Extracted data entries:
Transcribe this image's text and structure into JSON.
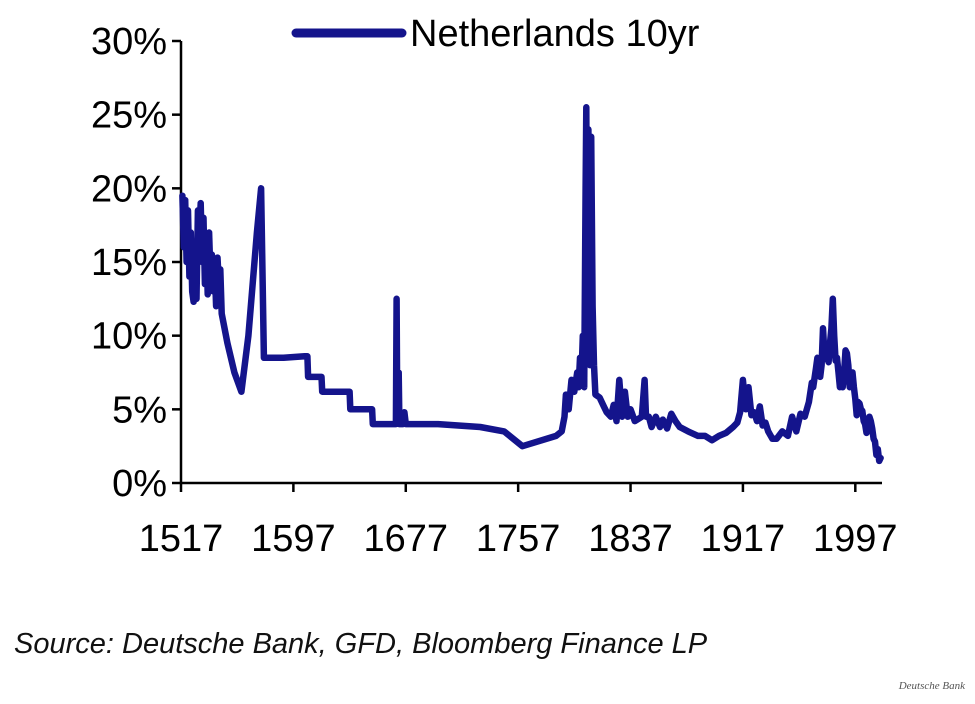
{
  "chart_data": {
    "type": "line",
    "title": "",
    "xlabel": "",
    "ylabel": "",
    "xlim": [
      1517,
      2016
    ],
    "ylim": [
      0,
      30
    ],
    "x_ticks": [
      "1517",
      "1597",
      "1677",
      "1757",
      "1837",
      "1917",
      "1997"
    ],
    "y_ticks": [
      "0%",
      "5%",
      "10%",
      "15%",
      "20%",
      "25%",
      "30%"
    ],
    "legend_position": "top",
    "grid": false,
    "series": [
      {
        "name": "Netherlands 10yr",
        "color": "#14148c",
        "points": [
          [
            1518,
            19.5
          ],
          [
            1519,
            16
          ],
          [
            1520,
            19.2
          ],
          [
            1521,
            15
          ],
          [
            1522,
            18.5
          ],
          [
            1523,
            14
          ],
          [
            1524,
            17
          ],
          [
            1525,
            13
          ],
          [
            1526,
            12.3
          ],
          [
            1527,
            16
          ],
          [
            1528,
            12.5
          ],
          [
            1529,
            18.5
          ],
          [
            1530,
            17
          ],
          [
            1531,
            19
          ],
          [
            1532,
            15
          ],
          [
            1533,
            18
          ],
          [
            1534,
            13.5
          ],
          [
            1535,
            16.5
          ],
          [
            1536,
            12.8
          ],
          [
            1537,
            17
          ],
          [
            1538,
            14
          ],
          [
            1539,
            15.5
          ],
          [
            1540,
            13
          ],
          [
            1541,
            14.8
          ],
          [
            1542,
            12
          ],
          [
            1543,
            15.3
          ],
          [
            1544,
            13.5
          ],
          [
            1545,
            14.5
          ],
          [
            1546,
            11.5
          ],
          [
            1550,
            9.5
          ],
          [
            1555,
            7.5
          ],
          [
            1560,
            6.2
          ],
          [
            1565,
            10
          ],
          [
            1571,
            17
          ],
          [
            1574,
            20
          ],
          [
            1576,
            8.5
          ],
          [
            1590,
            8.5
          ],
          [
            1605,
            8.6
          ],
          [
            1607,
            8.6
          ],
          [
            1607.5,
            7.2
          ],
          [
            1617,
            7.2
          ],
          [
            1617.5,
            6.2
          ],
          [
            1637,
            6.2
          ],
          [
            1637.5,
            5
          ],
          [
            1653,
            5
          ],
          [
            1653.5,
            4
          ],
          [
            1670,
            4
          ],
          [
            1670.5,
            12.5
          ],
          [
            1671,
            4.2
          ],
          [
            1672,
            7.5
          ],
          [
            1672.5,
            4
          ],
          [
            1675,
            4
          ],
          [
            1676,
            4.8
          ],
          [
            1677,
            4
          ],
          [
            1700,
            4
          ],
          [
            1730,
            3.8
          ],
          [
            1747,
            3.5
          ],
          [
            1760,
            2.5
          ],
          [
            1784,
            3.2
          ],
          [
            1788,
            3.5
          ],
          [
            1790,
            4.5
          ],
          [
            1791,
            6
          ],
          [
            1793,
            5
          ],
          [
            1795,
            7
          ],
          [
            1797,
            6.2
          ],
          [
            1799,
            7.5
          ],
          [
            1800,
            6.5
          ],
          [
            1801,
            8.5
          ],
          [
            1802,
            7
          ],
          [
            1803,
            10
          ],
          [
            1804,
            6.5
          ],
          [
            1805,
            20
          ],
          [
            1805.5,
            25.5
          ],
          [
            1806,
            14
          ],
          [
            1807,
            24
          ],
          [
            1808,
            8
          ],
          [
            1809,
            23.5
          ],
          [
            1810,
            12
          ],
          [
            1811,
            8
          ],
          [
            1812,
            6
          ],
          [
            1815,
            5.8
          ],
          [
            1818,
            5.2
          ],
          [
            1820,
            4.8
          ],
          [
            1823,
            4.5
          ],
          [
            1825,
            5.3
          ],
          [
            1827,
            4.2
          ],
          [
            1829,
            7
          ],
          [
            1831,
            4.5
          ],
          [
            1833,
            6.2
          ],
          [
            1835,
            4.5
          ],
          [
            1837,
            5
          ],
          [
            1840,
            4.2
          ],
          [
            1845,
            4.5
          ],
          [
            1847,
            7
          ],
          [
            1848,
            4.5
          ],
          [
            1850,
            4.5
          ],
          [
            1852,
            3.8
          ],
          [
            1855,
            4.5
          ],
          [
            1858,
            3.8
          ],
          [
            1860,
            4.3
          ],
          [
            1863,
            3.7
          ],
          [
            1866,
            4.7
          ],
          [
            1869,
            4.2
          ],
          [
            1872,
            3.8
          ],
          [
            1878,
            3.5
          ],
          [
            1885,
            3.2
          ],
          [
            1890,
            3.2
          ],
          [
            1895,
            2.9
          ],
          [
            1900,
            3.2
          ],
          [
            1905,
            3.4
          ],
          [
            1910,
            3.8
          ],
          [
            1913,
            4.1
          ],
          [
            1915,
            4.8
          ],
          [
            1917,
            7
          ],
          [
            1919,
            5
          ],
          [
            1921,
            6.5
          ],
          [
            1923,
            4.6
          ],
          [
            1925,
            4.8
          ],
          [
            1927,
            4.2
          ],
          [
            1929,
            5.2
          ],
          [
            1931,
            3.9
          ],
          [
            1933,
            4.1
          ],
          [
            1935,
            3.5
          ],
          [
            1938,
            3
          ],
          [
            1941,
            3
          ],
          [
            1945,
            3.5
          ],
          [
            1949,
            3.2
          ],
          [
            1952,
            4.5
          ],
          [
            1955,
            3.5
          ],
          [
            1958,
            4.7
          ],
          [
            1961,
            4.5
          ],
          [
            1964,
            5.5
          ],
          [
            1966,
            6.8
          ],
          [
            1967,
            6.5
          ],
          [
            1969,
            7.8
          ],
          [
            1970,
            8.5
          ],
          [
            1971,
            7.3
          ],
          [
            1972,
            7.2
          ],
          [
            1973,
            8
          ],
          [
            1974,
            10.5
          ],
          [
            1975,
            8.8
          ],
          [
            1976,
            9
          ],
          [
            1977,
            8.5
          ],
          [
            1978,
            8.2
          ],
          [
            1979,
            9.5
          ],
          [
            1980,
            10.5
          ],
          [
            1981,
            12.5
          ],
          [
            1982,
            10
          ],
          [
            1983,
            8.3
          ],
          [
            1984,
            8.5
          ],
          [
            1985,
            7.5
          ],
          [
            1986,
            6.5
          ],
          [
            1987,
            6.6
          ],
          [
            1988,
            6.5
          ],
          [
            1989,
            7.5
          ],
          [
            1990,
            9
          ],
          [
            1991,
            8.8
          ],
          [
            1992,
            8
          ],
          [
            1993,
            6.5
          ],
          [
            1994,
            7
          ],
          [
            1995,
            7.5
          ],
          [
            1996,
            6.5
          ],
          [
            1997,
            5.7
          ],
          [
            1998,
            4.6
          ],
          [
            1999,
            5.5
          ],
          [
            2000,
            5.4
          ],
          [
            2001,
            5.0
          ],
          [
            2002,
            4.9
          ],
          [
            2003,
            4.2
          ],
          [
            2004,
            4.0
          ],
          [
            2005,
            3.4
          ],
          [
            2006,
            4.2
          ],
          [
            2007,
            4.5
          ],
          [
            2008,
            4.2
          ],
          [
            2009,
            3.7
          ],
          [
            2010,
            3.0
          ],
          [
            2011,
            2.8
          ],
          [
            2012,
            1.9
          ],
          [
            2013,
            2.3
          ],
          [
            2014,
            1.5
          ],
          [
            2015,
            1.7
          ]
        ]
      }
    ]
  },
  "footer": {
    "source": "Source: Deutsche Bank, GFD, Bloomberg Finance LP",
    "watermark": "Deutsche Bank"
  }
}
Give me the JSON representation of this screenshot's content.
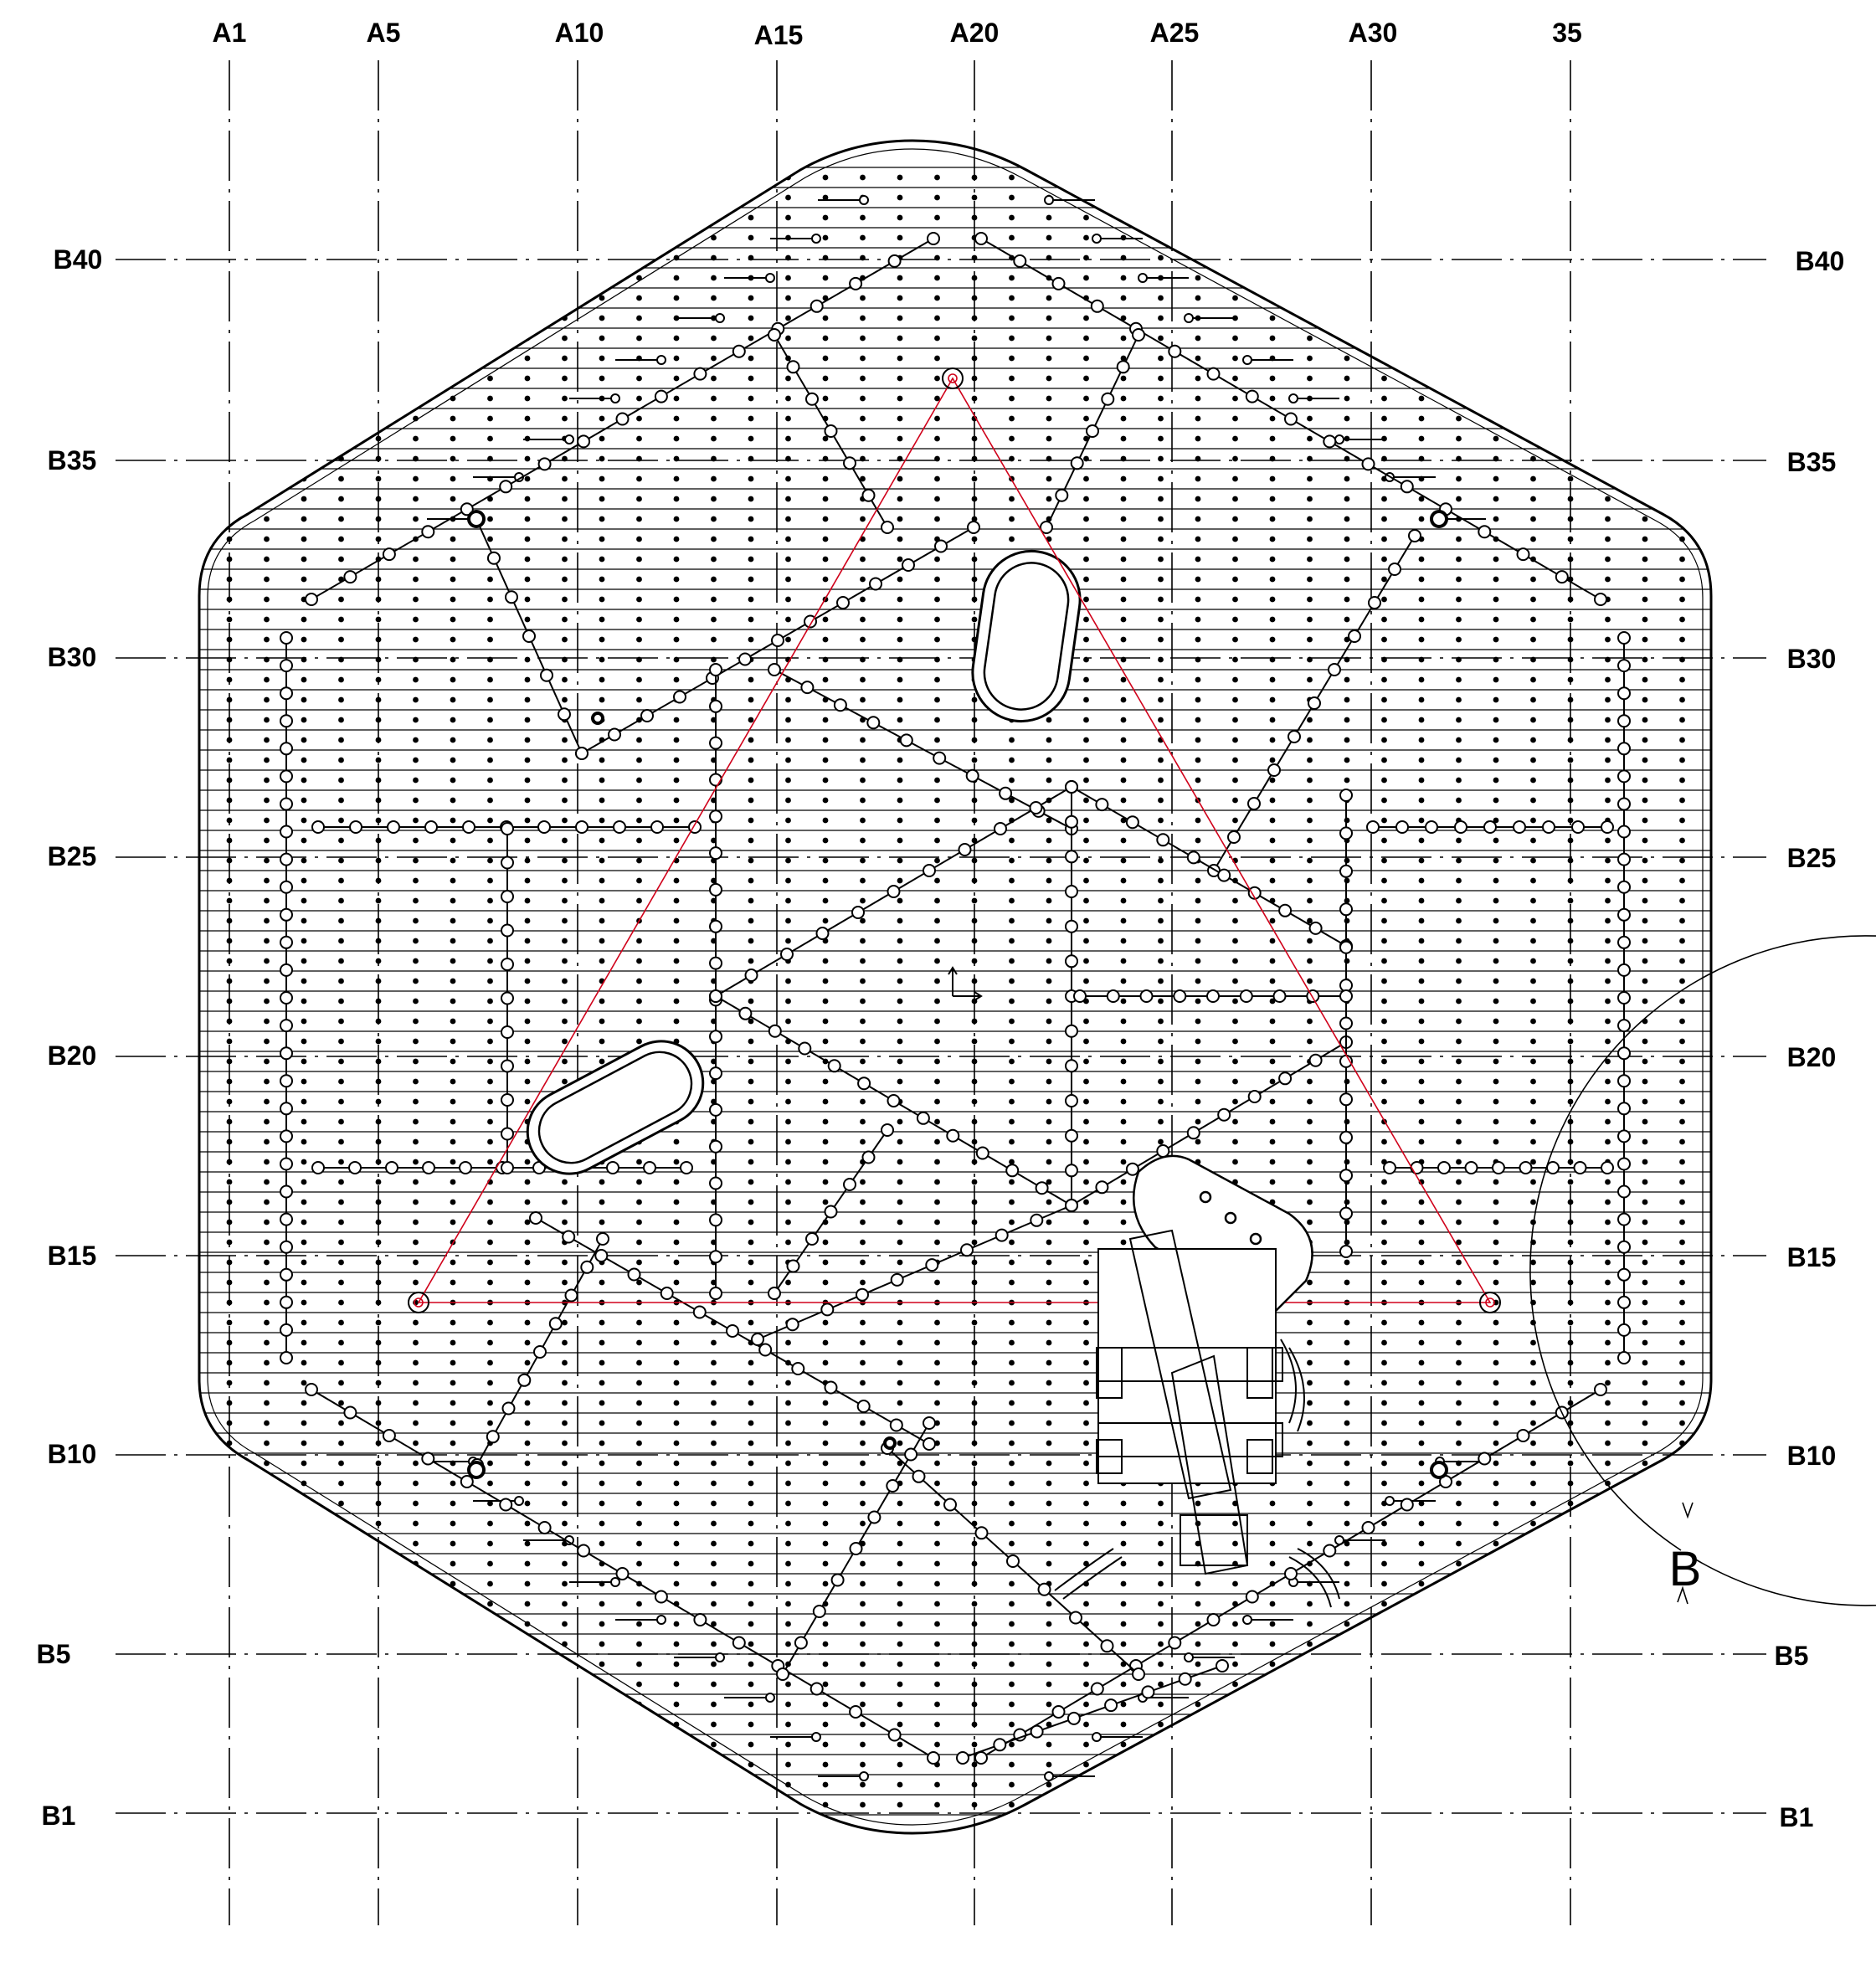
{
  "drawing": {
    "column_labels": [
      "A1",
      "A5",
      "A10",
      "A15",
      "A20",
      "A25",
      "A30",
      "35"
    ],
    "row_labels": [
      "B40",
      "B35",
      "B30",
      "B25",
      "B20",
      "B15",
      "B10",
      "B5",
      "B1"
    ],
    "view_annotation": "B",
    "colors": {
      "line": "#000000",
      "construction": "#d0021b",
      "background": "#ffffff"
    }
  }
}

◆ **JOB**
Filter the records for lines holding the string "JSON". Copy each one.

◆ **FINAL ANSWER**
Transcribe this image's text and structure into JSON.
Give me the JSON representation of this screenshot's content.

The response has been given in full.